▼

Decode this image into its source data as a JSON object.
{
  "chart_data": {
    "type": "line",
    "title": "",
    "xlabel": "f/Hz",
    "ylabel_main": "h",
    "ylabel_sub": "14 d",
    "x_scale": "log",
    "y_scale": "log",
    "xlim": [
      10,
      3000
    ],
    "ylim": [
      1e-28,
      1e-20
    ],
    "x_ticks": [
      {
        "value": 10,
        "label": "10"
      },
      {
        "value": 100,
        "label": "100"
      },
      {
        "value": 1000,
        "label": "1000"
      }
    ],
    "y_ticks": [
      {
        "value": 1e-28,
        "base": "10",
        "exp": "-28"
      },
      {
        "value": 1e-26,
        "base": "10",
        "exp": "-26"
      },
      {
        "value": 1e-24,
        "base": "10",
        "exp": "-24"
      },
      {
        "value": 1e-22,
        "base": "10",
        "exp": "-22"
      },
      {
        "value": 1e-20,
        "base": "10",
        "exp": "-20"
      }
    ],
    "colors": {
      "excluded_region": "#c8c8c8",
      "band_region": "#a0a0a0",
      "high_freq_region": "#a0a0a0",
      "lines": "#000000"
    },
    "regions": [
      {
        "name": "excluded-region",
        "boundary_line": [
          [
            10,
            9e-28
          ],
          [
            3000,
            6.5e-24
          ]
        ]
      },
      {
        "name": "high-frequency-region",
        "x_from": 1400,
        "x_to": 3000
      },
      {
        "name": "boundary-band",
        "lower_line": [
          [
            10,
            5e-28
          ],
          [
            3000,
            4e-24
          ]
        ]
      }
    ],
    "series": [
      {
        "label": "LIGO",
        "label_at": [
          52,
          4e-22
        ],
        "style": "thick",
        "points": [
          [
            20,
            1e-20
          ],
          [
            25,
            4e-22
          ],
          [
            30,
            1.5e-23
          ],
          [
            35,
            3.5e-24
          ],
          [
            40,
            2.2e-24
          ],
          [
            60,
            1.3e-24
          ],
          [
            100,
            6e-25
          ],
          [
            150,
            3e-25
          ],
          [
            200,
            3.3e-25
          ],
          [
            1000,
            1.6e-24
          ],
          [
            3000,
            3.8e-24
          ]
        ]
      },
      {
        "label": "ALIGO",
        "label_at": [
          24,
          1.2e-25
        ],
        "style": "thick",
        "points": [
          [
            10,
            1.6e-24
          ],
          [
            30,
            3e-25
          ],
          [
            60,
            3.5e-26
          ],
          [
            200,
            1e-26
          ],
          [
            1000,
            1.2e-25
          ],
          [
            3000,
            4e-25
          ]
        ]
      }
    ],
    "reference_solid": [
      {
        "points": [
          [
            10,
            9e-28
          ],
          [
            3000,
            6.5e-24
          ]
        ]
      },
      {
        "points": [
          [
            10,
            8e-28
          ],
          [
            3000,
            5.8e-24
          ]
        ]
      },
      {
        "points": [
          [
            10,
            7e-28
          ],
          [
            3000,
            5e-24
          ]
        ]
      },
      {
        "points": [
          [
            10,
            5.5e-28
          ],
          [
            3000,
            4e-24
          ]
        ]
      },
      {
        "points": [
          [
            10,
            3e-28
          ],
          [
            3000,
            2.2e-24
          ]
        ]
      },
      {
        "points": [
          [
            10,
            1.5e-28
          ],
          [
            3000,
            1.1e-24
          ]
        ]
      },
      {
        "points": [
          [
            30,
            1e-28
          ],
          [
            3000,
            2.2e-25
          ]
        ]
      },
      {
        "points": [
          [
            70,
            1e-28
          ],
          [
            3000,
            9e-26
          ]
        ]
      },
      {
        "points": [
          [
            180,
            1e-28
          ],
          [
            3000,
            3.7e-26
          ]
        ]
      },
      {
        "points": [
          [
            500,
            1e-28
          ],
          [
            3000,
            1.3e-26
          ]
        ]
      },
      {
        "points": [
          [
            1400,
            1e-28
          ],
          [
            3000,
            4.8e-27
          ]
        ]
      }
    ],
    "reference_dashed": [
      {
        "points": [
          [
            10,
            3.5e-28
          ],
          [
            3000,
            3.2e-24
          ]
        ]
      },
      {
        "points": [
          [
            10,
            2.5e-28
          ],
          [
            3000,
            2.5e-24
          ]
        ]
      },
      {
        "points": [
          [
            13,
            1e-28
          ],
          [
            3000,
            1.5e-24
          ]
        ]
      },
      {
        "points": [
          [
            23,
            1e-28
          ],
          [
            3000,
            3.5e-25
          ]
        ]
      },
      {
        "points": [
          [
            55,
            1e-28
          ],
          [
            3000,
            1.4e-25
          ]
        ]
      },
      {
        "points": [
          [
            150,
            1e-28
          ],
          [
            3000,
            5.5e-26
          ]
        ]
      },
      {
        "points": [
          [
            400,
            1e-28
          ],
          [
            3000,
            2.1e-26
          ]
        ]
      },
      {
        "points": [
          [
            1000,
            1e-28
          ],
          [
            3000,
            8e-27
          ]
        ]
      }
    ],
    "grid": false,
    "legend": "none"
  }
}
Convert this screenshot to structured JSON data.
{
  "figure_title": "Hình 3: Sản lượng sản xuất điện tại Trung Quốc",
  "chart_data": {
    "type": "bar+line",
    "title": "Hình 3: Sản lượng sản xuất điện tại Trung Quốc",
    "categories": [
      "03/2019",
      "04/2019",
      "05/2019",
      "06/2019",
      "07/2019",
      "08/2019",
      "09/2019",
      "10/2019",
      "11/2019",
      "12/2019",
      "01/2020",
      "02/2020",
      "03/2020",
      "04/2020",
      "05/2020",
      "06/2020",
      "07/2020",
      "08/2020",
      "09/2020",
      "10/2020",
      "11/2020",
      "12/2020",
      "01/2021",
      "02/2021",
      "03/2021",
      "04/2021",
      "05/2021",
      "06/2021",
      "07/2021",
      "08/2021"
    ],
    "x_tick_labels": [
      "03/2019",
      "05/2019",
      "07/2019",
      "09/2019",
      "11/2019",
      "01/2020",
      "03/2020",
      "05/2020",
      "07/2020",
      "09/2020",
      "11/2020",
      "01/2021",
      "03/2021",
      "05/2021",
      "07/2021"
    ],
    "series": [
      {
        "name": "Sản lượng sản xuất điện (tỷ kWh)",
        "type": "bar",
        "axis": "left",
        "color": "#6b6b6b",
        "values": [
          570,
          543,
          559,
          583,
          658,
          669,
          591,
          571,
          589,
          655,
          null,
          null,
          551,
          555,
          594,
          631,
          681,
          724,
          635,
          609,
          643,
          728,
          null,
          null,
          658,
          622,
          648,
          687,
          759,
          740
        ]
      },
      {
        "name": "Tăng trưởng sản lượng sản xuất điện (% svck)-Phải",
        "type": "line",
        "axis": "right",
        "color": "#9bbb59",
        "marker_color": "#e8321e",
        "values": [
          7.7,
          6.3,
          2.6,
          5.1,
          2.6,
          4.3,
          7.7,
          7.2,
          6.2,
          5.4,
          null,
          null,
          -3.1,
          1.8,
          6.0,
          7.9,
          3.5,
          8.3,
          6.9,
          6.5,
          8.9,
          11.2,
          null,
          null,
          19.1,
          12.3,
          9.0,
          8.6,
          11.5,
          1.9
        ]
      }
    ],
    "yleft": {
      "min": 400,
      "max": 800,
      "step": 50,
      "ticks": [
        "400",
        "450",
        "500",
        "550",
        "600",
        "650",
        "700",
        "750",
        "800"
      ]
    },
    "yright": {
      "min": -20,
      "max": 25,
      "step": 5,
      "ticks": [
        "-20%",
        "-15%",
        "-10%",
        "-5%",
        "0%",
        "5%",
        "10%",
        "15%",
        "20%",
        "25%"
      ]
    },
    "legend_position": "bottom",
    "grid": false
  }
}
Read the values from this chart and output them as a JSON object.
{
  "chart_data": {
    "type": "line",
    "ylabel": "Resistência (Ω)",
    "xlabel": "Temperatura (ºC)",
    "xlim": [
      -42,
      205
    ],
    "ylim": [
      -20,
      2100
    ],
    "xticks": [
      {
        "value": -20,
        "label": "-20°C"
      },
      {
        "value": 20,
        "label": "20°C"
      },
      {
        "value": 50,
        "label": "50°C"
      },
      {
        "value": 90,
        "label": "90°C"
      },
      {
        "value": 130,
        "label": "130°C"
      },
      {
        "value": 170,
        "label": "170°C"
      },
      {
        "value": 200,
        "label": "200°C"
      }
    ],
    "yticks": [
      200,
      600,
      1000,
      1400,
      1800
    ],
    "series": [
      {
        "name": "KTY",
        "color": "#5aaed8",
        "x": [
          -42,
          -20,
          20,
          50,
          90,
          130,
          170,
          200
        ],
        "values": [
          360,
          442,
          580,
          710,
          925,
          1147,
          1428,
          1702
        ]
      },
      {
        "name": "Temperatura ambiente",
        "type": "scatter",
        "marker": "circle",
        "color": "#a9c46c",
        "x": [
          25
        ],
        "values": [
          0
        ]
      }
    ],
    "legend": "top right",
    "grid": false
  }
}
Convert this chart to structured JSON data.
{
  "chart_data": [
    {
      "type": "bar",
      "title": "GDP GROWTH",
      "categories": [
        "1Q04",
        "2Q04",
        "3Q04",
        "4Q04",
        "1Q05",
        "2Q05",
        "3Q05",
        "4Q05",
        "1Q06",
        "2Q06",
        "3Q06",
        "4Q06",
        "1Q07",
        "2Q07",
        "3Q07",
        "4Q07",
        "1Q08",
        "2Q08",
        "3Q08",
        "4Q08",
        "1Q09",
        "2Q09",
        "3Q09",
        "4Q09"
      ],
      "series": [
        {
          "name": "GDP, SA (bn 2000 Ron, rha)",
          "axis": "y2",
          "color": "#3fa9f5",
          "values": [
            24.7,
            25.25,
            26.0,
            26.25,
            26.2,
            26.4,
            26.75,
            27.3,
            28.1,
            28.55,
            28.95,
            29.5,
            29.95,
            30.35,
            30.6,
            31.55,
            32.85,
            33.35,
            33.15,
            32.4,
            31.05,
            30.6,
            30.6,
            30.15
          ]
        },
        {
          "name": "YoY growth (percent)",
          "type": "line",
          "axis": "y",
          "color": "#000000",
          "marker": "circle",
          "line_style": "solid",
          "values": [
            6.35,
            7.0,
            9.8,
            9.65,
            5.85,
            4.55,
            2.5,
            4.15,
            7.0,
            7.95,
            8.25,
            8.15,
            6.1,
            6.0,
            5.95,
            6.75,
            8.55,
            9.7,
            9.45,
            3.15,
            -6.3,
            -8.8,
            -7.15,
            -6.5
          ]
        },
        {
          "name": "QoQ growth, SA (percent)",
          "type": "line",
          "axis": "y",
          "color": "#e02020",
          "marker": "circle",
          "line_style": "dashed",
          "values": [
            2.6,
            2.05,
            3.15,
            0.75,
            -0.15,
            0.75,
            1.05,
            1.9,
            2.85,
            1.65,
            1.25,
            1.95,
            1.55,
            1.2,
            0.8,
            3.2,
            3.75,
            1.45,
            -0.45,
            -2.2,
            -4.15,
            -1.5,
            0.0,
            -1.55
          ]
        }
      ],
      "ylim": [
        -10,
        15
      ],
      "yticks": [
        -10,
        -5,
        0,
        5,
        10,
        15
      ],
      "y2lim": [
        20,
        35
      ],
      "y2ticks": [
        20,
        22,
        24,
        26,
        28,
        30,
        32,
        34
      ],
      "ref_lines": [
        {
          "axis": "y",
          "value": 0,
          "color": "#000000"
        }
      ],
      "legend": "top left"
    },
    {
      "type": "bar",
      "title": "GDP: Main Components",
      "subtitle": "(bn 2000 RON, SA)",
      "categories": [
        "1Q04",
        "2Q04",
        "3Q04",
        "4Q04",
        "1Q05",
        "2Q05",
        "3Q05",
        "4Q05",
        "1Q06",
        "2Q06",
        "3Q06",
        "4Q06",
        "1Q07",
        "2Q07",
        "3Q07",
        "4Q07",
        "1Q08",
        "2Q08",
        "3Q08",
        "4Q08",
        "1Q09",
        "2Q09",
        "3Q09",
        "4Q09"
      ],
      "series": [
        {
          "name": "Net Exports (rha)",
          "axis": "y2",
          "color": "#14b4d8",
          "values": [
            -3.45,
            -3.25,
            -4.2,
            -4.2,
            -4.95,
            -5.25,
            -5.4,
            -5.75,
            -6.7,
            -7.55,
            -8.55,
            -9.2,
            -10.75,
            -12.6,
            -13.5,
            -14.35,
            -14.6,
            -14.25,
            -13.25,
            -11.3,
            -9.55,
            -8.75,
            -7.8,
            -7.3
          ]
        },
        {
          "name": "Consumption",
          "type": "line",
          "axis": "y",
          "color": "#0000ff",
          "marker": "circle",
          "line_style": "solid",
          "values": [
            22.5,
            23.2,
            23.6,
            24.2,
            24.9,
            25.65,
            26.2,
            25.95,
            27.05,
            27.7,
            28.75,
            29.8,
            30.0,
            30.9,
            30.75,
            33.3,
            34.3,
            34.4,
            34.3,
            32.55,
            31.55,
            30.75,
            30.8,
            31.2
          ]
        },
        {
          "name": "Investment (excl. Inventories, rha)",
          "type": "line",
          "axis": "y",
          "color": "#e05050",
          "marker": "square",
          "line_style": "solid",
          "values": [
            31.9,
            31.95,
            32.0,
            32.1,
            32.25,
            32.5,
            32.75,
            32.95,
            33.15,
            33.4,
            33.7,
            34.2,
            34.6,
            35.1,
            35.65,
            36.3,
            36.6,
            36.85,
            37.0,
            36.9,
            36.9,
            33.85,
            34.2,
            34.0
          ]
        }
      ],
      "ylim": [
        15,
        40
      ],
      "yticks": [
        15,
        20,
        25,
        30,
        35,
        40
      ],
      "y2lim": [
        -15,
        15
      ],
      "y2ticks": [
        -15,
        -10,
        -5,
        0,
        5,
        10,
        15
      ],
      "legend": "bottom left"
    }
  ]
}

▲

§ **Aim**:
Identify and extract each line of the listing that contains "điện".

§ **Completed exercise**:
  "figure_title": "Hình 3: Sản lượng sản xuất điện tại Trung Quốc",
    "title": "Hình 3: Sản lượng sản xuất điện tại Trung Quốc",
        "name": "Sản lượng sản xuất điện (tỷ kWh)",
        "name": "Tăng trưởng sản lượng sản xuất điện (% svck)-Phải",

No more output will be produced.